_What is being asked_
How many of the lines contain the string "технологических"? Give the number, with no other words.

_Dataset records_

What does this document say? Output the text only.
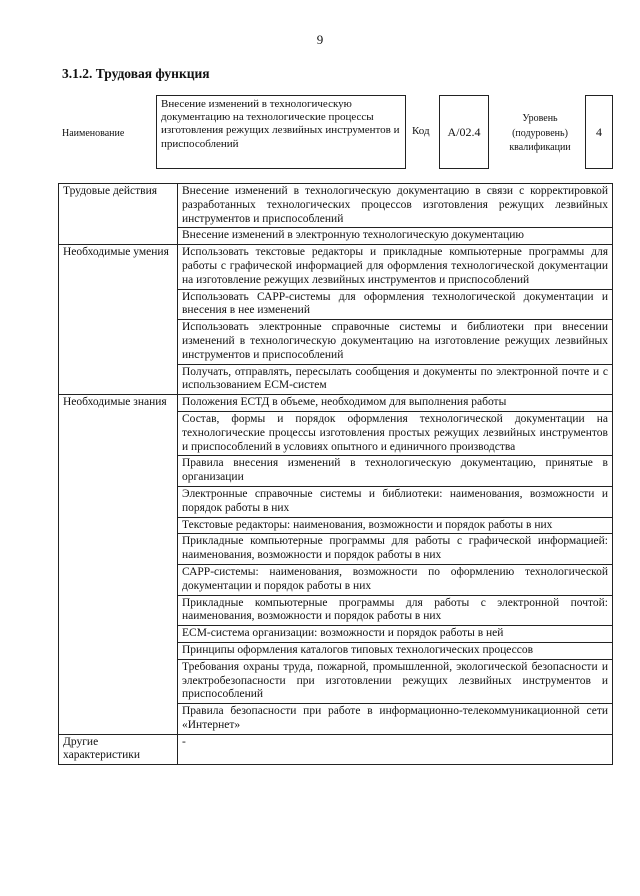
9
3.1.2. Трудовая функция
Наименование
Внесение изменений в технологическую документацию на технологические процессы изготовления режущих лезвийных инструментов и приспособлений
Код	A/02.4
Уровень
(подуровень)
квалификации
4
Трудовые действия	Внесение изменений в технологическую документацию в связи с корректировкой разработанных технологических процессов изготовления режущих лезвийных инструментов и приспособлений
	Внесение изменений в электронную технологическую документацию
Необходимые умения	Использовать текстовые редакторы и прикладные компьютерные программы для работы с графической информацией для оформления технологической документации на изготовление режущих лезвийных инструментов и приспособлений
	Использовать САРР-системы для оформления технологической документации и внесения в нее изменений
	Использовать электронные справочные системы и библиотеки при внесении изменений в технологическую документацию на изготовление режущих лезвийных инструментов и приспособлений
	Получать, отправлять, пересылать сообщения и документы по электронной почте и с использованием ECM-систем
Необходимые знания	Положения ЕСТД в объеме, необходимом для выполнения работы
	Состав, формы и порядок оформления технологической документации на технологические процессы изготовления простых режущих лезвийных инструментов и приспособлений в условиях опытного и единичного производства
	Правила внесения изменений в технологическую документацию, принятые в организации
	Электронные справочные системы и библиотеки: наименования, возможности и порядок работы в них
	Текстовые редакторы: наименования, возможности и порядок работы в них
	Прикладные компьютерные программы для работы с графической информацией: наименования, возможности и порядок работы в них
	САРР-системы: наименования, возможности по оформлению технологической документации и порядок работы в них
	Прикладные компьютерные программы для работы с электронной почтой: наименования, возможности и порядок работы в них
	ECM-система организации: возможности и порядок работы в ней
	Принципы оформления каталогов типовых технологических процессов
	Требования охраны труда, пожарной, промышленной, экологической безопасности и электробезопасности при изготовлении режущих лезвийных инструментов и приспособлений
	Правила безопасности при работе в информационно-телекоммуникационной сети «Интернет»
Другие характеристики	-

_Output_
2